**WORK TO DO**
Below are records to be output exactly, every one of them.

#### EXERCISE INPUT

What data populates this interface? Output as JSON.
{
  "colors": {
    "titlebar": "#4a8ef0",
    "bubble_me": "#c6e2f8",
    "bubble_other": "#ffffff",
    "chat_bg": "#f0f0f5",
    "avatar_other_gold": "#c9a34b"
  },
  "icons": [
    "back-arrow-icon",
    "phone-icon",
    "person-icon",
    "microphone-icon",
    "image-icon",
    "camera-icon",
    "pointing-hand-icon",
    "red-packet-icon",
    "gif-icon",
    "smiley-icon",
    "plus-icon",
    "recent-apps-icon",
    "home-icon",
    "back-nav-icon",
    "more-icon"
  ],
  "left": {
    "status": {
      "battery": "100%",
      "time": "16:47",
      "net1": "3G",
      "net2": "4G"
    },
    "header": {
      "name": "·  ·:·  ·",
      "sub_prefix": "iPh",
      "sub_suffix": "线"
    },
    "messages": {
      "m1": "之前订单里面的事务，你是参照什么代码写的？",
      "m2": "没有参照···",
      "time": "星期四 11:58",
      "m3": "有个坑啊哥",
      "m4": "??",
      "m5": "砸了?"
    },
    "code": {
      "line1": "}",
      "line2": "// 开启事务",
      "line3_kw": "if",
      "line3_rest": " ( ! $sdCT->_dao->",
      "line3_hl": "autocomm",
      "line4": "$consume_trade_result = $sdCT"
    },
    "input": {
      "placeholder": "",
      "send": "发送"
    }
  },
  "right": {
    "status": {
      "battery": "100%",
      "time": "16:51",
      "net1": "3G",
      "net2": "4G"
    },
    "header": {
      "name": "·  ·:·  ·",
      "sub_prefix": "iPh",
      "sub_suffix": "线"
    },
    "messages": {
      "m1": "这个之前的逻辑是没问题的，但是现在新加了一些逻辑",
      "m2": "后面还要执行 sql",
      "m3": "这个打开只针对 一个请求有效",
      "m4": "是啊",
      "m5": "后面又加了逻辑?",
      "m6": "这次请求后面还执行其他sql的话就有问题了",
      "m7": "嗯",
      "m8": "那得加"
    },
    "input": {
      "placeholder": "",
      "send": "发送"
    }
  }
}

########

**TASK SOLUTION**
What data populates this interface? Output as JSON.
{
  "colors": {
    "titlebar": "#4a8ef0",
    "bubble_me": "#c6e2f8",
    "bubble_other": "#ffffff",
    "chat_bg": "#f0f0f5",
    "avatar_other_gold": "#c9a34b"
  },
  "icons": [
    "back-arrow-icon",
    "phone-icon",
    "person-icon",
    "microphone-icon",
    "image-icon",
    "camera-icon",
    "pointing-hand-icon",
    "red-packet-icon",
    "gif-icon",
    "smiley-icon",
    "plus-icon",
    "recent-apps-icon",
    "home-icon",
    "back-nav-icon",
    "more-icon"
  ],
  "left": {
    "status": {
      "battery": "100%",
      "time": "16:47",
      "net1": "3G",
      "net2": "4G"
    },
    "header": {
      "name": "·  ·:·  ·",
      "sub_prefix": "iPh",
      "sub_suffix": "线"
    },
    "messages": {
      "m1": "之前订单里面的事务，你是参照什么代码写的？",
      "m2": "没有参照···",
      "time": "星期四 11:58",
      "m3": "有个坑啊哥",
      "m4": "??",
      "m5": "砸了?"
    },
    "code": {
      "line1": "}",
      "line2": "// 开启事务",
      "line3_kw": "if",
      "line3_rest": " ( ! $sdCT->_dao->",
      "line3_hl": "autocomm",
      "line4": "$consume_trade_result = $sdCT"
    },
    "input": {
      "placeholder": "",
      "send": "发送"
    }
  },
  "right": {
    "status": {
      "battery": "100%",
      "time": "16:51",
      "net1": "3G",
      "net2": "4G"
    },
    "header": {
      "name": "·  ·:·  ·",
      "sub_prefix": "iPh",
      "sub_suffix": "线"
    },
    "messages": {
      "m1": "这个之前的逻辑是没问题的，但是现在新加了一些逻辑",
      "m2": "后面还要执行 sql",
      "m3": "这个打开只针对 一个请求有效",
      "m4": "是啊",
      "m5": "后面又加了逻辑?",
      "m6": "这次请求后面还执行其他sql的话就有问题了",
      "m7": "嗯",
      "m8": "那得加"
    },
    "input": {
      "placeholder": "",
      "send": "发送"
    }
  }
}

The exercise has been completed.